• _Records to process_
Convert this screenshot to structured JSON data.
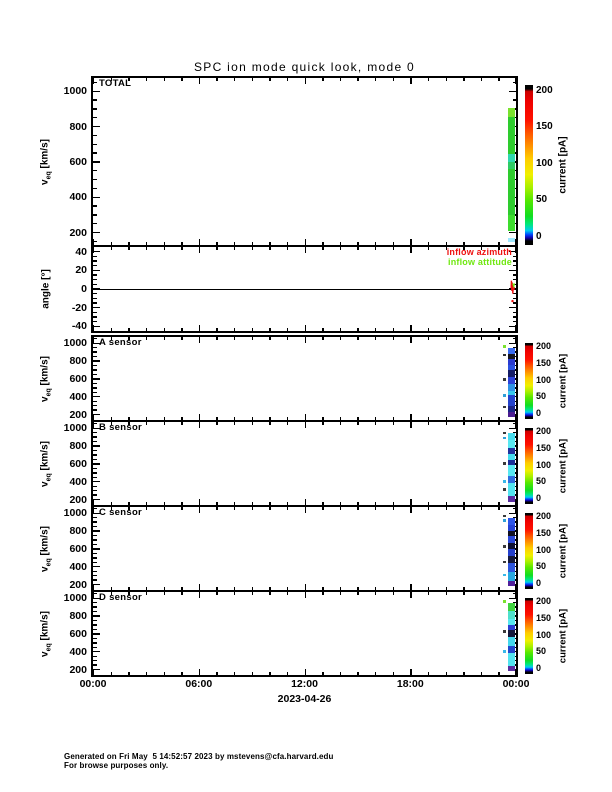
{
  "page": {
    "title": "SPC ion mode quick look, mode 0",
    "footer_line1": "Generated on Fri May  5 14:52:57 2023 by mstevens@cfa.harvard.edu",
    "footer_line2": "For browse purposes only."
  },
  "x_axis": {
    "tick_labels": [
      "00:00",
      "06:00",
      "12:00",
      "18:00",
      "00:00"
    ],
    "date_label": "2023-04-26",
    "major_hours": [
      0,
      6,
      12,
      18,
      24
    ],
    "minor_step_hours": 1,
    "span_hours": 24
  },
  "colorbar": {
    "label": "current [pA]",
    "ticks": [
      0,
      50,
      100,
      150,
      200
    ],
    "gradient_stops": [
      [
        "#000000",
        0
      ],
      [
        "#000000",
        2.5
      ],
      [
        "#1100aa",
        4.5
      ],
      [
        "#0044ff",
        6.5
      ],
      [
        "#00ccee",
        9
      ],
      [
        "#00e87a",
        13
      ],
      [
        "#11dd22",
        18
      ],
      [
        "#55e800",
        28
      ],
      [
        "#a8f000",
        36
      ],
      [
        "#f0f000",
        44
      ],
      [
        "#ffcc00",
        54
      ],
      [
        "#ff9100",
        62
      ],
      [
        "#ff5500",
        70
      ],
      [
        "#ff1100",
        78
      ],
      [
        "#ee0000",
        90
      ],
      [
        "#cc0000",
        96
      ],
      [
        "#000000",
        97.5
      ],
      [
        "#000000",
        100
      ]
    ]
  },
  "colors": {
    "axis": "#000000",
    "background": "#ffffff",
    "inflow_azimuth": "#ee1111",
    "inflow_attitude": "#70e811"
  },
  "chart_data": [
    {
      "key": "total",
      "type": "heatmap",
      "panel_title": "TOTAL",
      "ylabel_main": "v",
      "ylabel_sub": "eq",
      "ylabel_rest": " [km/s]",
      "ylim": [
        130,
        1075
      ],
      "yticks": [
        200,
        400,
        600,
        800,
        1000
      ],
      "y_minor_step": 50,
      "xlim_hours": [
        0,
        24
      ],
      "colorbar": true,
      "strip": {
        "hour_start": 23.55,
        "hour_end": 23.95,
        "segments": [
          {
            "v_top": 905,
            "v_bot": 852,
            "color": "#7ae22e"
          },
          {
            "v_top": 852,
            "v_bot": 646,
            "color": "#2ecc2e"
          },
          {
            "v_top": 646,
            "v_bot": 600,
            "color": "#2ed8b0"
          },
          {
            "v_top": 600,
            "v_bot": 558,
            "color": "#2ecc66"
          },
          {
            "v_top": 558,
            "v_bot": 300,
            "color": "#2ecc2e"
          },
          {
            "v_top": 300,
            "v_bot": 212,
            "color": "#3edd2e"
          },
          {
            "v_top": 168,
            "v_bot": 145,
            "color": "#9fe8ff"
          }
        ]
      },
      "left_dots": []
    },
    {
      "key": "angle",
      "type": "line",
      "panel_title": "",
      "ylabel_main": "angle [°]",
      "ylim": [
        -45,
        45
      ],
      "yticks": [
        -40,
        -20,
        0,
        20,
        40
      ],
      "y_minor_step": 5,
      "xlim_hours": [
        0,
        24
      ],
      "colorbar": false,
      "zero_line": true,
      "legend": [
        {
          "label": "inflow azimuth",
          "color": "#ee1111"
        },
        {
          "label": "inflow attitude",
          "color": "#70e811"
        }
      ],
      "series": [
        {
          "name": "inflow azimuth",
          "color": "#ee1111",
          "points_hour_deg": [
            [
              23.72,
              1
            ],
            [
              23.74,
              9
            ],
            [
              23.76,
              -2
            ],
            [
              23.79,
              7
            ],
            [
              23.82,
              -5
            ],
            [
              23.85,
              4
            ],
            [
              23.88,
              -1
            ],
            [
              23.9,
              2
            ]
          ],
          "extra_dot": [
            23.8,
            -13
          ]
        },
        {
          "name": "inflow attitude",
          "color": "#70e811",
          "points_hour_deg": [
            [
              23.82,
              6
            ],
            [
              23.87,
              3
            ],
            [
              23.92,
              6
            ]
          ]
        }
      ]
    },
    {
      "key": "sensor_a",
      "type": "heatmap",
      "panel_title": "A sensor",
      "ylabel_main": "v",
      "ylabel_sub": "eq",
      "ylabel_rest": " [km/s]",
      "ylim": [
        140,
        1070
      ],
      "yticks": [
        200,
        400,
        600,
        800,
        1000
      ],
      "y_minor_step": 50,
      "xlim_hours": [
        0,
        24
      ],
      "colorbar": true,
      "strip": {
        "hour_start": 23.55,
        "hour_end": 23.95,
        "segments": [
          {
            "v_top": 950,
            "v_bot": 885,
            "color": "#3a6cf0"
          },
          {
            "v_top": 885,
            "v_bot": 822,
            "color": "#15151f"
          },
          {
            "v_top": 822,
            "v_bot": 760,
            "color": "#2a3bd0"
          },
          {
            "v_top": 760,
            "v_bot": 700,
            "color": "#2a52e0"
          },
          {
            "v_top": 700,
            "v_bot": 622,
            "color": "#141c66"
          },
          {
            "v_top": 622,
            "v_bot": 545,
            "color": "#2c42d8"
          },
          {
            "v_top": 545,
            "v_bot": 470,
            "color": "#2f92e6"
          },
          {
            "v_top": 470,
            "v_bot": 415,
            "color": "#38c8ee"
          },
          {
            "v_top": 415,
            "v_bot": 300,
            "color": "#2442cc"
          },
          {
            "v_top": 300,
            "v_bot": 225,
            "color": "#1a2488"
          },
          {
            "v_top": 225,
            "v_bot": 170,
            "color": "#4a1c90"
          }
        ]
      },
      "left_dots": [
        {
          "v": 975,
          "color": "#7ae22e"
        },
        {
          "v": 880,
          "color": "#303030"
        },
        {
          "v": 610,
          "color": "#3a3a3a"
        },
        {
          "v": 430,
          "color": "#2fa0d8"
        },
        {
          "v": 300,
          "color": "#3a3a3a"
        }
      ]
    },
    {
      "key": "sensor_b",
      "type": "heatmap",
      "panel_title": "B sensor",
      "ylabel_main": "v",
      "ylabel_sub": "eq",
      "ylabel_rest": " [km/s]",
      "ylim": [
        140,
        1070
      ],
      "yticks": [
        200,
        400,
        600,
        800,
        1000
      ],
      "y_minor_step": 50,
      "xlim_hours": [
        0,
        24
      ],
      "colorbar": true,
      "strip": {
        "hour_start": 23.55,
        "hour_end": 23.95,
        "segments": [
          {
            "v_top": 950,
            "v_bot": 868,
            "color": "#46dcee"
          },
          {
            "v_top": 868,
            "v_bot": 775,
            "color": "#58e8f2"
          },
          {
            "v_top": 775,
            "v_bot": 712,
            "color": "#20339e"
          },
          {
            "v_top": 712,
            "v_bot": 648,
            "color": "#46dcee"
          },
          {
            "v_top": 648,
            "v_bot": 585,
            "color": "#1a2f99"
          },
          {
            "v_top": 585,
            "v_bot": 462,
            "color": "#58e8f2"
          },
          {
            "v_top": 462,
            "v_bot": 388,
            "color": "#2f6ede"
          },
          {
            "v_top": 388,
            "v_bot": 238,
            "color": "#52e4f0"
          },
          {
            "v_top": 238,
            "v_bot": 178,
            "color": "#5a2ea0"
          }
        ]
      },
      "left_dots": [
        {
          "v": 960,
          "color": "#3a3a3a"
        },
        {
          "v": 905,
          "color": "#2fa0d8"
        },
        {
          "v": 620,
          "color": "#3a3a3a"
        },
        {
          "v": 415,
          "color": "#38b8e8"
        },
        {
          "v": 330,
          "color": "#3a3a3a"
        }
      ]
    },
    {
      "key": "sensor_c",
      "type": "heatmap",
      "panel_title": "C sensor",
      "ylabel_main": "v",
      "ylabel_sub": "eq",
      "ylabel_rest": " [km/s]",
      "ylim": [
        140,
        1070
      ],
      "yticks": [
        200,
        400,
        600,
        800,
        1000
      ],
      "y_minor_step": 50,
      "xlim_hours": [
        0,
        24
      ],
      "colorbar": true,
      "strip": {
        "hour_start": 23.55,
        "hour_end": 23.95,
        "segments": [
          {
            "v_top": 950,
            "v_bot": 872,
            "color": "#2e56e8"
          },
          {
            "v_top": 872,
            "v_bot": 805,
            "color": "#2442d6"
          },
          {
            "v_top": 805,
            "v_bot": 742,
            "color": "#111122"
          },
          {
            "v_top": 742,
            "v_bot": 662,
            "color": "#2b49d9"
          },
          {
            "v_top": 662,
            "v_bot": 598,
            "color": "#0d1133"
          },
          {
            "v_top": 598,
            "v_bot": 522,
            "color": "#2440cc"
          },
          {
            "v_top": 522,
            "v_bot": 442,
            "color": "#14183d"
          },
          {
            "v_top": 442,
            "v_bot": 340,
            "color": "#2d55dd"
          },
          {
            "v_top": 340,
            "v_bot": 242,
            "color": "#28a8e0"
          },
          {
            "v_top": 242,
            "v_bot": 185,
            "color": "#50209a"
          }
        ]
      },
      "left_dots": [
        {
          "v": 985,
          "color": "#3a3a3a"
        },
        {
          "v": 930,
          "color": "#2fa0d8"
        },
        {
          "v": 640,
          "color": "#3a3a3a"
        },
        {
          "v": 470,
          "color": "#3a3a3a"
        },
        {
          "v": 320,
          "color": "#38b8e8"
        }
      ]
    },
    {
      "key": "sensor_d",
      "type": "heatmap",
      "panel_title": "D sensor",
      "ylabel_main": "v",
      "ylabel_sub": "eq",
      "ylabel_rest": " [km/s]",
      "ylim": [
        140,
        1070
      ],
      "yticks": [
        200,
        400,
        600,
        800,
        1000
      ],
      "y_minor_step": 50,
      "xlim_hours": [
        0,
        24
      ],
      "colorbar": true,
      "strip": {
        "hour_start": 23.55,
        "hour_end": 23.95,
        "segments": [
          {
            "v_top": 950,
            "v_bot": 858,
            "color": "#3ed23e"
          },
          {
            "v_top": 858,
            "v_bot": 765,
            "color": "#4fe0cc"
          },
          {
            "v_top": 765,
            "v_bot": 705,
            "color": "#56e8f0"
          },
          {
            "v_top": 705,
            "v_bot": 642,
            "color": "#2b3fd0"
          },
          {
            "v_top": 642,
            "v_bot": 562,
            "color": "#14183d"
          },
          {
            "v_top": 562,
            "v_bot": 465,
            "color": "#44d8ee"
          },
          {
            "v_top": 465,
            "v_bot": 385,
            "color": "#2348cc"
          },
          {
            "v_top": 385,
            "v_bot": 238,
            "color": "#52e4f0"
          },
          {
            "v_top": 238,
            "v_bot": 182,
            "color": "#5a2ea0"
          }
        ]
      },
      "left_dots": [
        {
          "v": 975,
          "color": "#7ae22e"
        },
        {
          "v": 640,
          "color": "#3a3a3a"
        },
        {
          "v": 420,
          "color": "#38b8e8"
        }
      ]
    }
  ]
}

---

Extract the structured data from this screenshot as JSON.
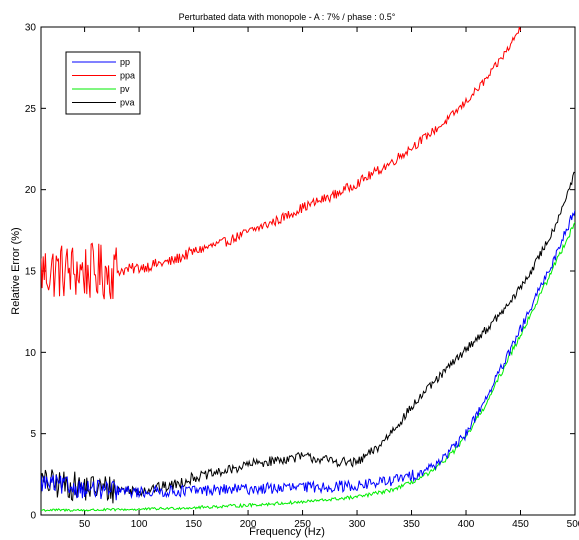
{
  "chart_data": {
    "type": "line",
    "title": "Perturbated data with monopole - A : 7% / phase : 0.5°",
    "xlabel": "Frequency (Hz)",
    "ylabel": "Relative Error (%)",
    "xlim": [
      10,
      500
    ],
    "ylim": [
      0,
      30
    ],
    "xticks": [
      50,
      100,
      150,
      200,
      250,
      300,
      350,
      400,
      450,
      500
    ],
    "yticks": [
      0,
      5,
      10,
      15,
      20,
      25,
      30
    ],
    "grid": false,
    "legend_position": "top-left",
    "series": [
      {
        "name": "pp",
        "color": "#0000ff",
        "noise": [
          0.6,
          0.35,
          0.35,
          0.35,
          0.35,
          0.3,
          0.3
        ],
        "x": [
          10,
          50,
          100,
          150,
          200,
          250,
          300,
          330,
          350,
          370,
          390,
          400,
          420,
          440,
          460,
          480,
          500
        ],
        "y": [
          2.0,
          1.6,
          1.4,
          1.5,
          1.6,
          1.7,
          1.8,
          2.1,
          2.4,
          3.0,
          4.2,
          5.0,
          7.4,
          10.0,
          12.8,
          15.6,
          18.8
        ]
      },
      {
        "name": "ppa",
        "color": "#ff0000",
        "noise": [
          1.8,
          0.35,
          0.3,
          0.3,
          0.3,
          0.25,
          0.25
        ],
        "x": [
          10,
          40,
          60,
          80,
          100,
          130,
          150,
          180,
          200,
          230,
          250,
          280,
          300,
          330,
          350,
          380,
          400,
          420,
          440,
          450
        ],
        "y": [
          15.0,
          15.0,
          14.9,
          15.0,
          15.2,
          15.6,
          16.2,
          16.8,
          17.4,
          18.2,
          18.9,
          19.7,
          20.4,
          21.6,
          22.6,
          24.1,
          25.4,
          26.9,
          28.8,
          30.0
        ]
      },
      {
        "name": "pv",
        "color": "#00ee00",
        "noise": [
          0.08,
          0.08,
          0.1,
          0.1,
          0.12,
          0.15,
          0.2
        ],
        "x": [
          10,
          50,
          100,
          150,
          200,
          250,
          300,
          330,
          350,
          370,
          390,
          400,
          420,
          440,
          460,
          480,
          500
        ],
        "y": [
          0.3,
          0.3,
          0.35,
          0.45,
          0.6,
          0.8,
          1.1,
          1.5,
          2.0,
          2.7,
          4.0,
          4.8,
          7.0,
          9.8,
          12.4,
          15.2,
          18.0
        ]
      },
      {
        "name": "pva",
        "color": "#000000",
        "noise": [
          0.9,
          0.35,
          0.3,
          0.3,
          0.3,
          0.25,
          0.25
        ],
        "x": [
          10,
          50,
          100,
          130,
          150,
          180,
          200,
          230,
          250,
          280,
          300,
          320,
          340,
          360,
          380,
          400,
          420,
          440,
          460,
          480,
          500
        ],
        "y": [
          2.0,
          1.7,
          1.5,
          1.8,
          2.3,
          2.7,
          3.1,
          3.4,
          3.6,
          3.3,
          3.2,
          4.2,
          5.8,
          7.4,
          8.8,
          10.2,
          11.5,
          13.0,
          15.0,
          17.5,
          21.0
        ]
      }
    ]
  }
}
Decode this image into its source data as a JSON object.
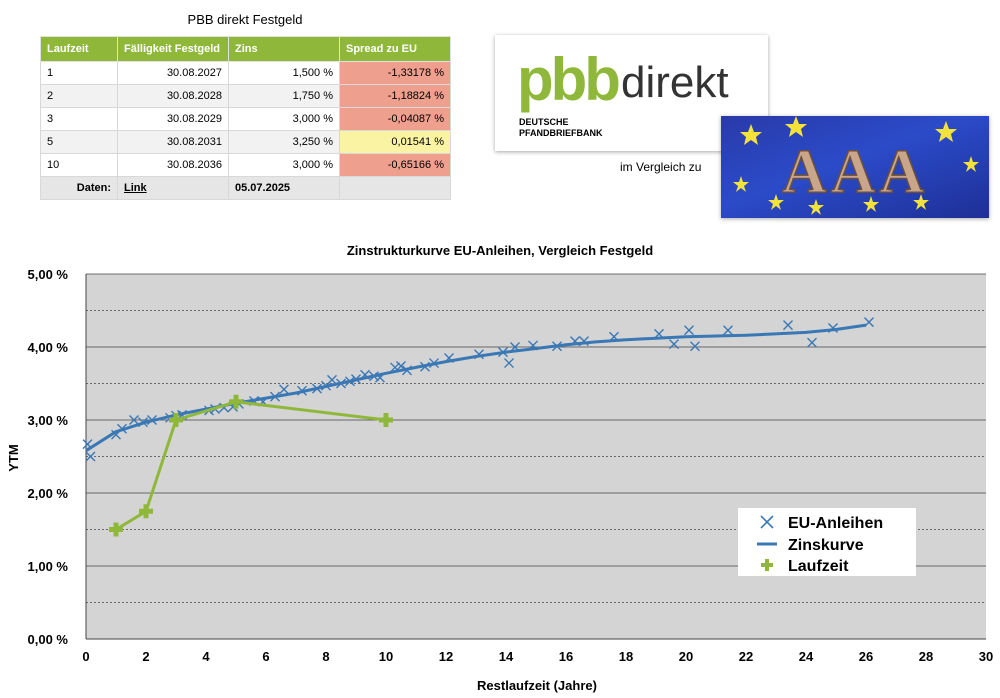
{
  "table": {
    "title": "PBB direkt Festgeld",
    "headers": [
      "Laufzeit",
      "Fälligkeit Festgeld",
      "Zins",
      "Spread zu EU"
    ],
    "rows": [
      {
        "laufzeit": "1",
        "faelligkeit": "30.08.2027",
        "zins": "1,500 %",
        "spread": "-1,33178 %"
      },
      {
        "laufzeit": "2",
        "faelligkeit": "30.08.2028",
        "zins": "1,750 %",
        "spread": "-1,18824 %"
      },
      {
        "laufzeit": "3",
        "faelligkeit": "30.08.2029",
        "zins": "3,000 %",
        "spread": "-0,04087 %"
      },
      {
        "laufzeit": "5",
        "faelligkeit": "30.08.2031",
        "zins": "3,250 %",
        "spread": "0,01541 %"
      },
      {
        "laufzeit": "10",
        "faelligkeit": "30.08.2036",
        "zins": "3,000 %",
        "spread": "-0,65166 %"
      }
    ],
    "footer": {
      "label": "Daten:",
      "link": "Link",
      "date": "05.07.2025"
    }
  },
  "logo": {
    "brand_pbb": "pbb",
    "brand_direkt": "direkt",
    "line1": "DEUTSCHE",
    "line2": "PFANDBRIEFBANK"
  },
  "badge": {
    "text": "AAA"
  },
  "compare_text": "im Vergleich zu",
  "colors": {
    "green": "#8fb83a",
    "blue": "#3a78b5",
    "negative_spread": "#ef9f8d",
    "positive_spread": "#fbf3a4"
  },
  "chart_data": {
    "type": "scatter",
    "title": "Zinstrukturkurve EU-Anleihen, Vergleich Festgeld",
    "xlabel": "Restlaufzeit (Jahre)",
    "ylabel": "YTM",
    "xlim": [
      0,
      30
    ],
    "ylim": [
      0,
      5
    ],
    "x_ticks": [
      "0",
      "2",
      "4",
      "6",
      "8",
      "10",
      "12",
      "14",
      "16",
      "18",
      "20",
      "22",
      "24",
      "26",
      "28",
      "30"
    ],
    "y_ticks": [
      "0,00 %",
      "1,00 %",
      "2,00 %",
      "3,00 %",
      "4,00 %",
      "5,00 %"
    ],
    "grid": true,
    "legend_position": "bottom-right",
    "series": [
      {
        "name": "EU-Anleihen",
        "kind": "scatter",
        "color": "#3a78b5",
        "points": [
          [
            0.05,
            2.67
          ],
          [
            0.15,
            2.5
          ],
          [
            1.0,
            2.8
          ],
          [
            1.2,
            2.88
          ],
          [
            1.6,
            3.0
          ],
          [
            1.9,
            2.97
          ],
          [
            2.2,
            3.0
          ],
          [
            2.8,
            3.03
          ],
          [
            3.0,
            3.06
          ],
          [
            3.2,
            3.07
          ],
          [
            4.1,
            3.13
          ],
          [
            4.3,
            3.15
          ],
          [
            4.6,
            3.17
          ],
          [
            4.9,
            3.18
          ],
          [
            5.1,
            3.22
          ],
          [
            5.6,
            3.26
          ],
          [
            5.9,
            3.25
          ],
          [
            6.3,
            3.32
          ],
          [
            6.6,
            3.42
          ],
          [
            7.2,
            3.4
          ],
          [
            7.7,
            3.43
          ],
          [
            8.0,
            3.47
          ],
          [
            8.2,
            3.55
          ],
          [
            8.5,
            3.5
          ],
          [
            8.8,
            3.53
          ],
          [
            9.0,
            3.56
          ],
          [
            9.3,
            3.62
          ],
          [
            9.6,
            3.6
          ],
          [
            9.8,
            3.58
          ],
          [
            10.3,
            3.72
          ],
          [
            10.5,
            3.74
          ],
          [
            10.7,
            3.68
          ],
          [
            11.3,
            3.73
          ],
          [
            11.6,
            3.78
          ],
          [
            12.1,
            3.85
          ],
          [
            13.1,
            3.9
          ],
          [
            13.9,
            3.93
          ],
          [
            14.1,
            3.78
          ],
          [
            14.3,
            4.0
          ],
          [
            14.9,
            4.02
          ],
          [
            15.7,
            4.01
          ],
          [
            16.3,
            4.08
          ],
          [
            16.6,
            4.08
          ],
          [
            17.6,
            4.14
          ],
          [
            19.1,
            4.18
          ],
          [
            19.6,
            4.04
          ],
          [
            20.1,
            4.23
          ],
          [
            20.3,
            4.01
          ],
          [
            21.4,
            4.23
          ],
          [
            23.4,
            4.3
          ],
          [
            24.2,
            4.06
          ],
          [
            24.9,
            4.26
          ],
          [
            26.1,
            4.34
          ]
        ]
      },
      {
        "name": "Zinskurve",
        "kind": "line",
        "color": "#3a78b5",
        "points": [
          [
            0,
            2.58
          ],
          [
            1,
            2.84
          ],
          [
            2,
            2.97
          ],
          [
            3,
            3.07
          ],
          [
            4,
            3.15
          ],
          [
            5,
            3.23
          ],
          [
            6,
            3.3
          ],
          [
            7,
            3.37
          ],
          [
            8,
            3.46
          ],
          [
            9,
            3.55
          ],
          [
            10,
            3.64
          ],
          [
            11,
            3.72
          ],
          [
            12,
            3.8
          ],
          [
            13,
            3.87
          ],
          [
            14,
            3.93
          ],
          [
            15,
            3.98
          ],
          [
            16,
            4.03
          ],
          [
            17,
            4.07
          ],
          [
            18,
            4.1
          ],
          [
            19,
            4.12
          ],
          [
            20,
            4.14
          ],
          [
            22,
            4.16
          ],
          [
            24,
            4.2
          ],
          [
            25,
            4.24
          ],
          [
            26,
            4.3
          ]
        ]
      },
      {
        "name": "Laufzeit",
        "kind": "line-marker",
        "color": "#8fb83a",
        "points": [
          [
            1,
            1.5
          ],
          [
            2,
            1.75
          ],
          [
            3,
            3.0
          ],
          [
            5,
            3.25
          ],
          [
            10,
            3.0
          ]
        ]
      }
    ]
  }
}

• _Directions_
Say the number of lines in the listing that hold "Festgeld", with no added words.

• _Answer to the exercise_
3